» **Exercise aim**
Below are some records; work out how many of their lines contain "utenti" and give the number only.

#### Records for the exercise ####

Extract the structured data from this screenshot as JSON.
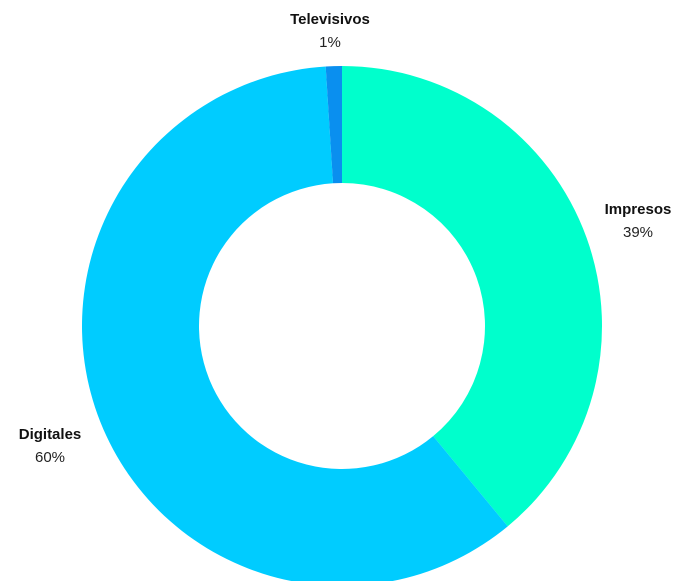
{
  "chart_data": {
    "type": "pie",
    "donut": true,
    "start_angle_deg": 0,
    "direction": "clockwise",
    "slices": [
      {
        "label": "Impresos",
        "value": 39,
        "value_label": "39%",
        "color": "#00FFCC"
      },
      {
        "label": "Digitales",
        "value": 60,
        "value_label": "60%",
        "color": "#00CCFF"
      },
      {
        "label": "Televisivos",
        "value": 1,
        "value_label": "1%",
        "color": "#0A8FEF"
      }
    ],
    "title": "",
    "legend": "none"
  }
}
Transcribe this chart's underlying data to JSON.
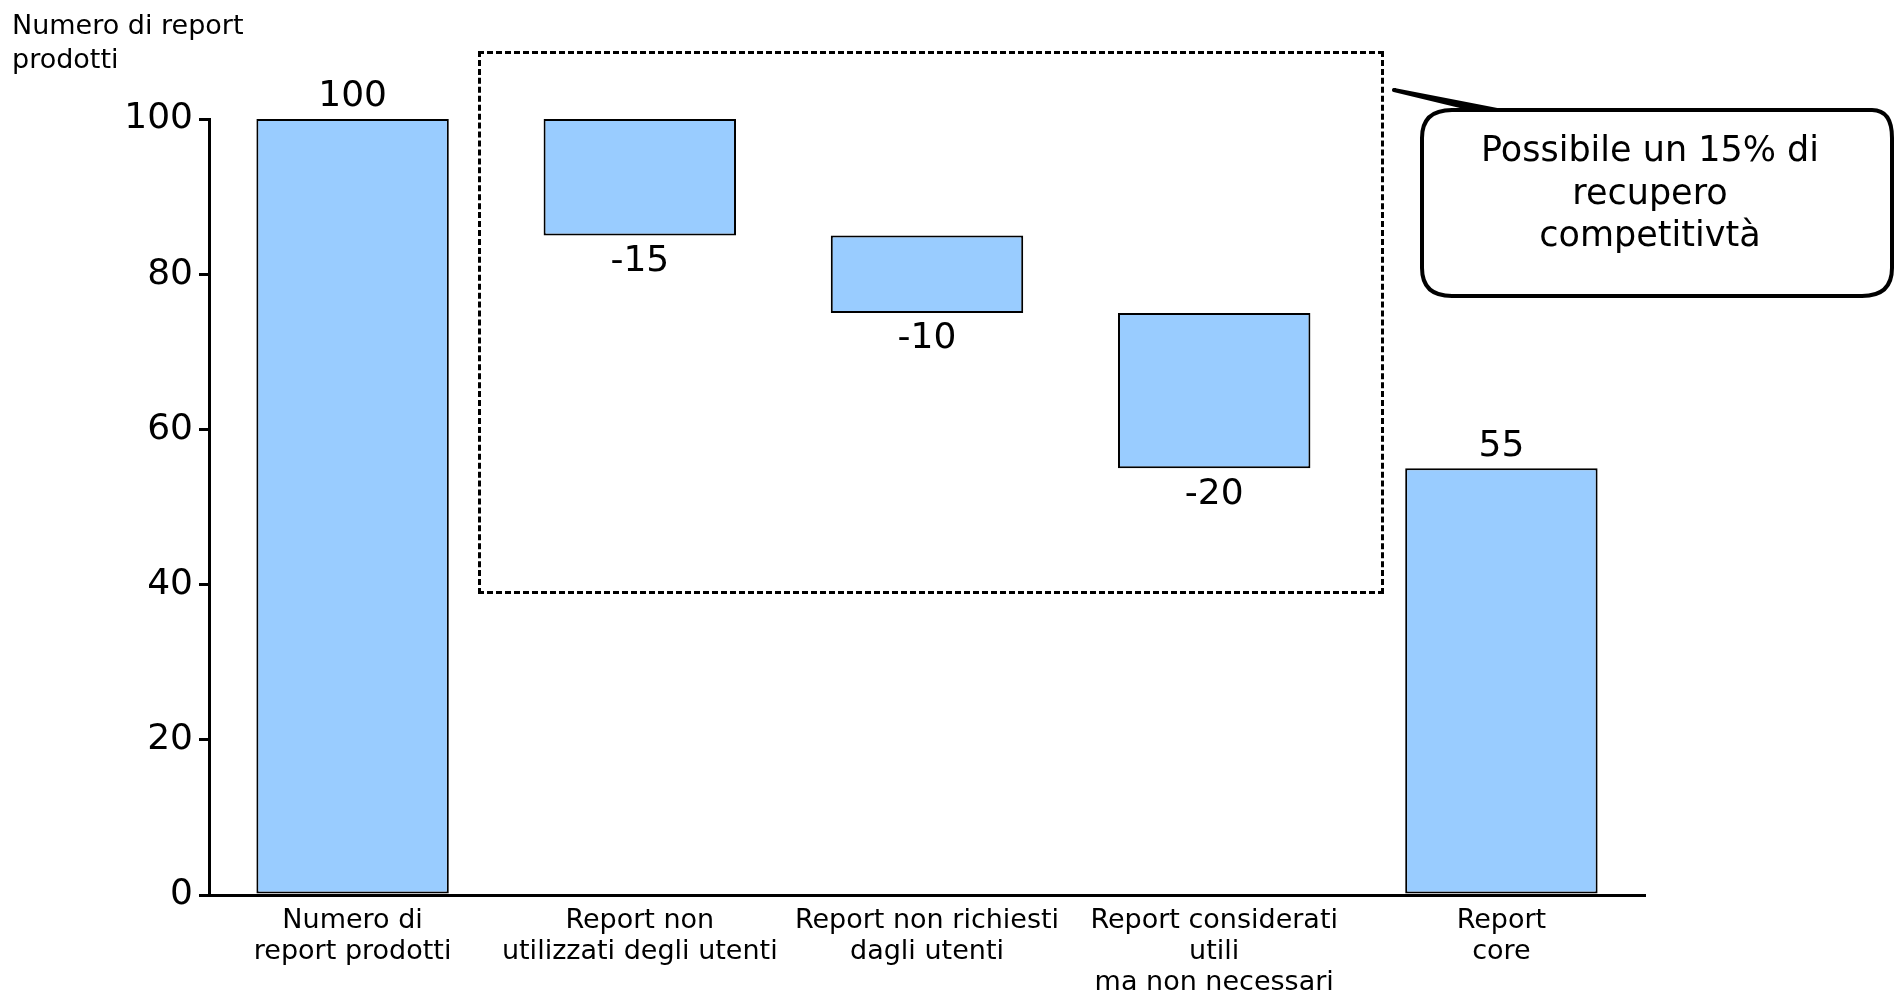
{
  "chart_data": {
    "type": "bar",
    "ylabel": "Numero di report\nprodotti",
    "categories": [
      "Numero di\nreport prodotti",
      "Report non\nutilizzati degli utenti",
      "Report non richiesti\ndagli utenti",
      "Report considerati\nutili\nma non necessari",
      "Report\ncore"
    ],
    "values": [
      100,
      -15,
      -10,
      -20,
      55
    ],
    "base": [
      0,
      100,
      85,
      75,
      0
    ],
    "color": "#99ccff",
    "ylim": [
      0,
      100
    ],
    "yticks": [
      0,
      20,
      40,
      60,
      80,
      100
    ],
    "grid": false,
    "legend": false,
    "data_labels": true,
    "annotations": [
      "Possibile un 15% di\nrecupero\ncompetitivtà"
    ]
  }
}
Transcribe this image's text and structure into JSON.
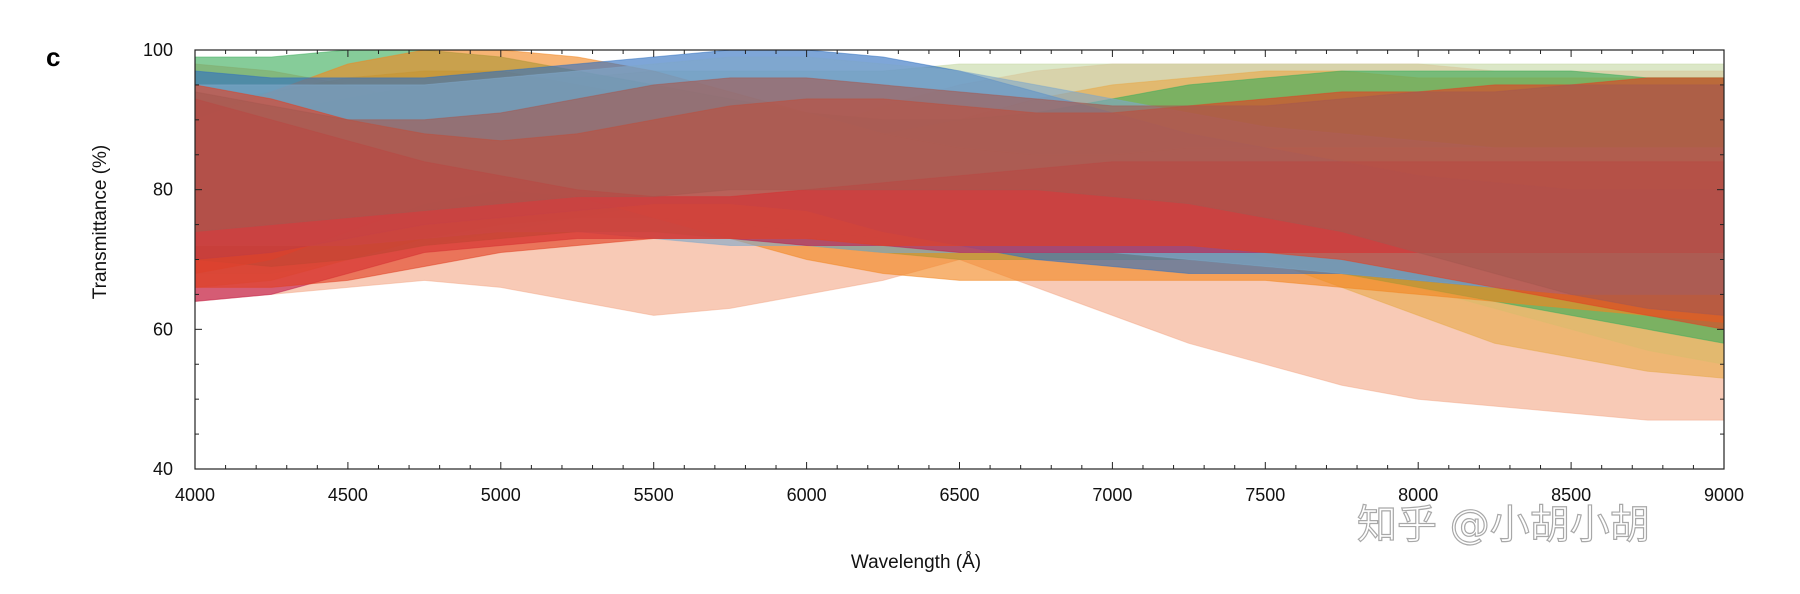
{
  "chart_data": {
    "type": "area",
    "panel_label": "c",
    "xlabel": "Wavelength (Å)",
    "ylabel": "Transmittance (%)",
    "xlim": [
      4000,
      9000
    ],
    "ylim": [
      40,
      100
    ],
    "x_ticks": [
      4000,
      4500,
      5000,
      5500,
      6000,
      6500,
      7000,
      7500,
      8000,
      8500,
      9000
    ],
    "x_tick_labels": [
      "4000",
      "4500",
      "5000",
      "5500",
      "6000",
      "6500",
      "7000",
      "7500",
      "8000",
      "8500",
      "9000"
    ],
    "y_ticks": [
      40,
      60,
      80,
      100
    ],
    "y_tick_labels": [
      "40",
      "60",
      "80",
      "100"
    ],
    "grid": false,
    "legend": "none",
    "x": [
      4000,
      4250,
      4500,
      4750,
      5000,
      5250,
      5500,
      5750,
      6000,
      6250,
      6500,
      6750,
      7000,
      7250,
      7500,
      7750,
      8000,
      8250,
      8500,
      8750,
      9000
    ],
    "series": [
      {
        "color": "#f4a989",
        "upper": [
          98,
          97,
          95,
          92,
          88,
          86,
          85,
          86,
          88,
          92,
          95,
          97,
          98,
          98,
          98,
          98,
          98,
          97,
          97,
          97,
          97
        ],
        "lower": [
          64,
          65,
          66,
          67,
          66,
          64,
          62,
          63,
          65,
          67,
          70,
          66,
          62,
          58,
          55,
          52,
          50,
          49,
          48,
          47,
          47
        ]
      },
      {
        "color": "#c5d8a4",
        "upper": [
          90,
          91,
          93,
          95,
          96,
          96,
          97,
          97,
          97,
          97,
          98,
          98,
          98,
          98,
          98,
          98,
          98,
          98,
          98,
          98,
          98
        ],
        "lower": [
          68,
          68,
          70,
          72,
          74,
          76,
          78,
          78,
          79,
          78,
          76,
          74,
          73,
          72,
          70,
          68,
          66,
          63,
          60,
          57,
          55
        ]
      },
      {
        "color": "#e8a94a",
        "upper": [
          92,
          94,
          96,
          97,
          97,
          95,
          93,
          91,
          89,
          88,
          90,
          93,
          95,
          96,
          97,
          97,
          96,
          96,
          96,
          96,
          96
        ],
        "lower": [
          66,
          67,
          70,
          73,
          75,
          76,
          76,
          75,
          74,
          73,
          73,
          74,
          75,
          73,
          70,
          66,
          62,
          58,
          56,
          54,
          53
        ]
      },
      {
        "color": "#3cad5b",
        "upper": [
          99,
          99,
          100,
          100,
          99,
          97,
          95,
          93,
          91,
          90,
          90,
          91,
          93,
          95,
          96,
          97,
          97,
          97,
          97,
          96,
          96
        ],
        "lower": [
          70,
          69,
          70,
          72,
          73,
          74,
          74,
          73,
          72,
          71,
          70,
          70,
          70,
          70,
          69,
          68,
          66,
          64,
          62,
          60,
          58
        ]
      },
      {
        "color": "#f2861f",
        "upper": [
          90,
          94,
          98,
          100,
          100,
          99,
          97,
          94,
          91,
          88,
          86,
          85,
          85,
          86,
          86,
          86,
          86,
          86,
          86,
          86,
          86
        ],
        "lower": [
          68,
          70,
          74,
          78,
          80,
          79,
          76,
          73,
          70,
          68,
          67,
          67,
          67,
          67,
          67,
          66,
          65,
          64,
          63,
          62,
          61
        ]
      },
      {
        "color": "#2f6fc0",
        "upper": [
          97,
          96,
          96,
          96,
          97,
          98,
          99,
          100,
          100,
          99,
          97,
          94,
          91,
          88,
          86,
          84,
          82,
          81,
          80,
          80,
          80
        ],
        "lower": [
          70,
          71,
          73,
          75,
          76,
          77,
          78,
          78,
          77,
          74,
          72,
          70,
          69,
          68,
          68,
          68,
          67,
          66,
          65,
          65,
          65
        ]
      },
      {
        "color": "#7fa8c9",
        "upper": [
          95,
          95,
          95,
          95,
          96,
          97,
          98,
          99,
          99,
          98,
          97,
          95,
          93,
          91,
          89,
          88,
          87,
          86,
          86,
          86,
          86
        ],
        "lower": [
          72,
          72,
          72,
          73,
          74,
          74,
          73,
          72,
          72,
          71,
          71,
          71,
          71,
          70,
          69,
          68,
          67,
          66,
          65,
          65,
          65
        ]
      },
      {
        "color": "#c0194c",
        "upper": [
          93,
          90,
          87,
          84,
          82,
          80,
          79,
          79,
          80,
          81,
          82,
          83,
          84,
          84,
          84,
          84,
          84,
          84,
          84,
          84,
          84
        ],
        "lower": [
          64,
          65,
          68,
          71,
          72,
          73,
          73,
          73,
          72,
          72,
          71,
          71,
          71,
          71,
          71,
          71,
          71,
          71,
          71,
          71,
          71
        ]
      },
      {
        "color": "#e23f22",
        "upper": [
          95,
          93,
          90,
          88,
          87,
          88,
          90,
          92,
          93,
          93,
          92,
          91,
          91,
          92,
          93,
          94,
          94,
          95,
          95,
          96,
          96
        ],
        "lower": [
          66,
          66,
          67,
          69,
          71,
          72,
          73,
          73,
          73,
          72,
          72,
          72,
          72,
          72,
          71,
          70,
          68,
          66,
          64,
          62,
          60
        ]
      },
      {
        "color": "#a5584f",
        "upper": [
          94,
          92,
          90,
          90,
          91,
          93,
          95,
          96,
          96,
          95,
          94,
          93,
          92,
          92,
          92,
          93,
          94,
          94,
          95,
          95,
          95
        ],
        "lower": [
          74,
          75,
          76,
          77,
          78,
          79,
          79,
          80,
          80,
          80,
          80,
          80,
          79,
          78,
          76,
          74,
          71,
          68,
          65,
          63,
          62
        ]
      }
    ]
  },
  "watermark": {
    "text": "知乎 @小胡小胡"
  }
}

####

» **Response**
2